%%

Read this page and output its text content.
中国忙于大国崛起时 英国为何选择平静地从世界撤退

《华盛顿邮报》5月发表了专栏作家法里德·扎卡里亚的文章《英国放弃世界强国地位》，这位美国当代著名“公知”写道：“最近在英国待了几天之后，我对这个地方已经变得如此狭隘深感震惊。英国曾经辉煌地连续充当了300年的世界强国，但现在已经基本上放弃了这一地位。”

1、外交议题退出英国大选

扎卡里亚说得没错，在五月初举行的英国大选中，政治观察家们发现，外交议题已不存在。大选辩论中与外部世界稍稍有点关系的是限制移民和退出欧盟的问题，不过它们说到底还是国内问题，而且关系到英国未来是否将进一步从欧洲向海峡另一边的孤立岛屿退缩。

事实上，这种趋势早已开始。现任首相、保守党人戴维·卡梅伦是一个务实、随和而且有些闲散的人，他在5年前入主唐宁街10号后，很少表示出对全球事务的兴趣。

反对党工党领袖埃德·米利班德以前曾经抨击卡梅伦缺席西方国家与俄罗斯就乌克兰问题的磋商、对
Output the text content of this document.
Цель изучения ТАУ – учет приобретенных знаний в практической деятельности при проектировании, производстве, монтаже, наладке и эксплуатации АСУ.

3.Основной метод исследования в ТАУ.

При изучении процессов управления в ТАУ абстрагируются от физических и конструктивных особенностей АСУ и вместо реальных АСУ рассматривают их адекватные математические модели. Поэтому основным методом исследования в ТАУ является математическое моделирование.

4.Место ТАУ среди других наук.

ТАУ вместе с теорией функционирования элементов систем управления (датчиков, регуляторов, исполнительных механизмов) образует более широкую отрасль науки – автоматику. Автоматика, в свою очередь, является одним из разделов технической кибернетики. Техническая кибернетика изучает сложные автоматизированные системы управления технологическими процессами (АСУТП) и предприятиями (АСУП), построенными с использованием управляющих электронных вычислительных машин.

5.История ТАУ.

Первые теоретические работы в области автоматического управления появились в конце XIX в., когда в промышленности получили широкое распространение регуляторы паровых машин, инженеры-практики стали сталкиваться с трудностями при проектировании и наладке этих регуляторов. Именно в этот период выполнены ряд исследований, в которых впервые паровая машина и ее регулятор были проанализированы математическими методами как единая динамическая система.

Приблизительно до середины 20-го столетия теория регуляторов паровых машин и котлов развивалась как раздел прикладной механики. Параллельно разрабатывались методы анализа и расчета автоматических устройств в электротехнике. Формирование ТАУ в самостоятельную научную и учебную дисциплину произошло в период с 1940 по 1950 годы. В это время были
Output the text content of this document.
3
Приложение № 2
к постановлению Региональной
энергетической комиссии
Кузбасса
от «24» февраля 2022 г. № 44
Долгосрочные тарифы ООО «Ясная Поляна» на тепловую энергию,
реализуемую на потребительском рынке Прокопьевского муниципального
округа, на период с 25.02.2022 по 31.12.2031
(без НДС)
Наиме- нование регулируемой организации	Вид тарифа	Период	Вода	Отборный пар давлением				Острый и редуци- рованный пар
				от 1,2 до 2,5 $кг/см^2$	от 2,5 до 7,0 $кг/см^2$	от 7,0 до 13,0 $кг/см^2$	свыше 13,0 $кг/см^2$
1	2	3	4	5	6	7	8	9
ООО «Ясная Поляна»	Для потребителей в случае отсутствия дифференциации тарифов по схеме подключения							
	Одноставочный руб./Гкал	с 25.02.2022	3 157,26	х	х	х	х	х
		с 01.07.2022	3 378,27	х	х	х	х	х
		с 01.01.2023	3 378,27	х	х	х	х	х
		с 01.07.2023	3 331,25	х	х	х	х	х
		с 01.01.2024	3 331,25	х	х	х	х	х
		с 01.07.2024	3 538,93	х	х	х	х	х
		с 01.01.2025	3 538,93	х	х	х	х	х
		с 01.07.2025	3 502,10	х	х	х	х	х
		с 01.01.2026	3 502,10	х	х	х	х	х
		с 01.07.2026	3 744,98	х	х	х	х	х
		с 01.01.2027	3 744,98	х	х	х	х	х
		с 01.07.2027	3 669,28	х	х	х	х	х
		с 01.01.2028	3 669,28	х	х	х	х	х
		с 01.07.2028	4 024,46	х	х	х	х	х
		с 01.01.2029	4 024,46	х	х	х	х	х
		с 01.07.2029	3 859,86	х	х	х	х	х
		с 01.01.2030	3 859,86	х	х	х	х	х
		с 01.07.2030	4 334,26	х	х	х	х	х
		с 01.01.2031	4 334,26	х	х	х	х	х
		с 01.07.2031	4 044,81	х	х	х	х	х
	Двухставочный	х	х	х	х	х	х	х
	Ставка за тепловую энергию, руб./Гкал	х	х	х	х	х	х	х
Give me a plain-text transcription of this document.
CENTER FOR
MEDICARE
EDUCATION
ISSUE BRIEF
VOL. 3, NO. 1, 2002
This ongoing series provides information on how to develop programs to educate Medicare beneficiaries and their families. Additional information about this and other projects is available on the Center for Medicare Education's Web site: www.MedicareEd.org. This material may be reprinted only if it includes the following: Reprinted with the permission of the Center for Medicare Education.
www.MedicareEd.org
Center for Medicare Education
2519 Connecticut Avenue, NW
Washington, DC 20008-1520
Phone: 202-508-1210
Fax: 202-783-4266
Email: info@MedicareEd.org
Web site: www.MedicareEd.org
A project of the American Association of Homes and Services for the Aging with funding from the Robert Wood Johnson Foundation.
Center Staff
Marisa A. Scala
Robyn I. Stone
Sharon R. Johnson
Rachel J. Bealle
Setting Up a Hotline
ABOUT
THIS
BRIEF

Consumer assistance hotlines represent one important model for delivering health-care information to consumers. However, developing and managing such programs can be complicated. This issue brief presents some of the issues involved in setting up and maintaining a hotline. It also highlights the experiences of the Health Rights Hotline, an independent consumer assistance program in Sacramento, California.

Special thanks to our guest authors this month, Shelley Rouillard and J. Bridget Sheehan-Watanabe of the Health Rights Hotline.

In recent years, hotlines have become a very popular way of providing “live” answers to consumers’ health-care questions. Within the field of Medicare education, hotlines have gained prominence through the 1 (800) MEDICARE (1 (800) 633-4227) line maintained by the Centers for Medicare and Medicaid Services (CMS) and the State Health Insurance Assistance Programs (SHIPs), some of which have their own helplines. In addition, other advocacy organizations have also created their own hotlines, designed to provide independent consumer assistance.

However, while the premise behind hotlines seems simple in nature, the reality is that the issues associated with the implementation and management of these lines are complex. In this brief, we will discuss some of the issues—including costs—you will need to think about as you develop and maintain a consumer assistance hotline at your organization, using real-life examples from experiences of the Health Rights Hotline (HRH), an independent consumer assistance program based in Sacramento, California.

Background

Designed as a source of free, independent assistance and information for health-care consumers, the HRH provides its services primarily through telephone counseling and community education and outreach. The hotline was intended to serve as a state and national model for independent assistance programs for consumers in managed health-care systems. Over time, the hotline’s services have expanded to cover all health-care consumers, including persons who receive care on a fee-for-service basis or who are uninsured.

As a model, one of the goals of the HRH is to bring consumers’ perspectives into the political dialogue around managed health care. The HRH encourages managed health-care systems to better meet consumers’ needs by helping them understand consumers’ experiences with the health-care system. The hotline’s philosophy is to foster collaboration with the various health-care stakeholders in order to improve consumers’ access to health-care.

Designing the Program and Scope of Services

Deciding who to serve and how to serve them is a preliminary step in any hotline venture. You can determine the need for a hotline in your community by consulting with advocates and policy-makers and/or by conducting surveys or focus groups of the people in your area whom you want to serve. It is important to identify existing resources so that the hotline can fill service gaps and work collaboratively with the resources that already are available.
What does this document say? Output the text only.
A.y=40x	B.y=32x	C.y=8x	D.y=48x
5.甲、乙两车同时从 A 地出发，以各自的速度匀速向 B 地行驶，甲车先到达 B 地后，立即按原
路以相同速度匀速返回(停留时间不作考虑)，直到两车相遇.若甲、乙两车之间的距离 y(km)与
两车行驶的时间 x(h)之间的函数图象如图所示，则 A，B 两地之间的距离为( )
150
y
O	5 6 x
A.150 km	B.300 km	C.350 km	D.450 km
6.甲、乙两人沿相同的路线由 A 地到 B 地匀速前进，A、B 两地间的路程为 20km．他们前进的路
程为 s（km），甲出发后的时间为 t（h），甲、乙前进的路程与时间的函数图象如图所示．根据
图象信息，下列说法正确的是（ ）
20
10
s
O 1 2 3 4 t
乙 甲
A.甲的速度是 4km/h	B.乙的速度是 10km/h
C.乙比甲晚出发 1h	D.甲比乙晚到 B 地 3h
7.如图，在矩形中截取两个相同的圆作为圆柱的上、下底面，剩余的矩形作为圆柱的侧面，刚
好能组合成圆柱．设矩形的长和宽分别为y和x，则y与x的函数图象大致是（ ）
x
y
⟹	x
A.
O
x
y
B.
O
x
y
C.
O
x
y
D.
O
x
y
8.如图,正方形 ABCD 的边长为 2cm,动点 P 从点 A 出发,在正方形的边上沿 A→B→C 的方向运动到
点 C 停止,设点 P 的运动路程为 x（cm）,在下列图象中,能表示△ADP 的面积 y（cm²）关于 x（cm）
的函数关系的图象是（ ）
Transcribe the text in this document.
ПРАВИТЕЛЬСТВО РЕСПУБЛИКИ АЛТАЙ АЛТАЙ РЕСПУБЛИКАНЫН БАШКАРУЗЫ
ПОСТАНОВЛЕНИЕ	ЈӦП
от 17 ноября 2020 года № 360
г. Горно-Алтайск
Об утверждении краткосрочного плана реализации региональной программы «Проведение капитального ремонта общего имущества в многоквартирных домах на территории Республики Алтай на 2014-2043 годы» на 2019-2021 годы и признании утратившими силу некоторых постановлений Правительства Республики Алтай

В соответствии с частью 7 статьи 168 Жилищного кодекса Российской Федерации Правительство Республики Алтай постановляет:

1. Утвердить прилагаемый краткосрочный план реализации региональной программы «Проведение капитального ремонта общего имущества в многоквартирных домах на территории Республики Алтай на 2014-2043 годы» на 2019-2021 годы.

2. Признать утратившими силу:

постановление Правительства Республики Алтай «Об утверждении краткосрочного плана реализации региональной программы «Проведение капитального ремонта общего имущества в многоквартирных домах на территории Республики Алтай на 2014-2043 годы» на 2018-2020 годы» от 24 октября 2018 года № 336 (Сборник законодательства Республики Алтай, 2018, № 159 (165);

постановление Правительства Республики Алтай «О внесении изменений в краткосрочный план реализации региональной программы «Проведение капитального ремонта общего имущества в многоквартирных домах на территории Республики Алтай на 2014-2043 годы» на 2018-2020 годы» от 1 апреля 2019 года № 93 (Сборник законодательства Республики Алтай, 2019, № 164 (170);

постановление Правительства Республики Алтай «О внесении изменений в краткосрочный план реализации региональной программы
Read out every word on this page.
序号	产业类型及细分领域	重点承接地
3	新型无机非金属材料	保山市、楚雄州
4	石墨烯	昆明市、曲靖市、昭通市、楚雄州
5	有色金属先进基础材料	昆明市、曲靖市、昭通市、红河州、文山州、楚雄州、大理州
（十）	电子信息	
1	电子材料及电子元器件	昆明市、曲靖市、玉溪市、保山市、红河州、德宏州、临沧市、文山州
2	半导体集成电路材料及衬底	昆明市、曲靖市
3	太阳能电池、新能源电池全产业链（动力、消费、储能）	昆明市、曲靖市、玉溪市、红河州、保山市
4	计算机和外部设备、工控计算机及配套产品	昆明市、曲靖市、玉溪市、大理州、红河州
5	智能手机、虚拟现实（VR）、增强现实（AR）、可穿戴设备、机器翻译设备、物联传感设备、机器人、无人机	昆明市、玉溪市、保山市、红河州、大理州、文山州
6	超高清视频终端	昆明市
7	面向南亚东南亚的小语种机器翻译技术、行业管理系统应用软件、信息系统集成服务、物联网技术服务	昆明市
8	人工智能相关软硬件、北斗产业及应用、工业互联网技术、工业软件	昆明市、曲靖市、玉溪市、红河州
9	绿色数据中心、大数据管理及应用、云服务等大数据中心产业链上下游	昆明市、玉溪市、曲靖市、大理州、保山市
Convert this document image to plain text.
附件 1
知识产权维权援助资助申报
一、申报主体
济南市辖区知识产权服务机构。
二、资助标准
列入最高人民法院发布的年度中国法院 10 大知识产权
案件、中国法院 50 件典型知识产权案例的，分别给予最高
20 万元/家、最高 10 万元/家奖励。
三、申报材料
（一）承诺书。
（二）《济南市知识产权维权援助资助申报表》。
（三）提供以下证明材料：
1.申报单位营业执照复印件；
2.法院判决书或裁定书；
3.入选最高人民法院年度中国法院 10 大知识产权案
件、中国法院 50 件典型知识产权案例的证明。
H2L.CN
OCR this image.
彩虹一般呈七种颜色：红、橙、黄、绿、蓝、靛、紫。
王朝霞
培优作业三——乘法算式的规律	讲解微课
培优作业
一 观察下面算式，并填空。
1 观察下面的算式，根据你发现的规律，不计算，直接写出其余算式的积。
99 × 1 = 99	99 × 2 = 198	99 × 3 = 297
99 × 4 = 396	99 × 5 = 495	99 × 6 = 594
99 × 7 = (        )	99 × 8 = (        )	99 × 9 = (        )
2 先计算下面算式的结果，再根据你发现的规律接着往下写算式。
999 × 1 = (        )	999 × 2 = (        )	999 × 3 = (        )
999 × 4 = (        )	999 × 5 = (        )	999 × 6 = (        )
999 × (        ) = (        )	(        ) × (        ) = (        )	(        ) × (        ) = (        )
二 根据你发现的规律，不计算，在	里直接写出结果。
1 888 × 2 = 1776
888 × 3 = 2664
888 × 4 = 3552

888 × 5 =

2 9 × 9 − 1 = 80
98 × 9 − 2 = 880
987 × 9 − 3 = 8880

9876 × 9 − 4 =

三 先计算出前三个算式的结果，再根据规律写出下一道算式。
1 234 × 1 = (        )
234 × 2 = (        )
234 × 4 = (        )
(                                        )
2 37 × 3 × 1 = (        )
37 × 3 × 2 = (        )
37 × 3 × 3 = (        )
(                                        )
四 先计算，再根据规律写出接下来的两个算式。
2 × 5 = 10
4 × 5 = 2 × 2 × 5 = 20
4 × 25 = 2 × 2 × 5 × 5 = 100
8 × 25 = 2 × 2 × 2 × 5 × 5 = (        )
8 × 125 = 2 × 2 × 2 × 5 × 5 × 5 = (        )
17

%%

EXERCISE: Within the material above, find the lines that contain the word "изменений"; copy them.

THE OUTPUT:
постановление Правительства Республики Алтай «О внесении изменений в краткосрочный план реализации региональной программы «Проведение капитального ремонта общего имущества в многоквартирных домах на территории Республики Алтай на 2014-2043 годы» на 2018-2020 годы» от 1 апреля 2019 года № 93 (Сборник законодательства Республики Алтай, 2019, № 164 (170);
постановление Правительства Республики Алтай «О внесении изменений в краткосрочный план реализации региональной программы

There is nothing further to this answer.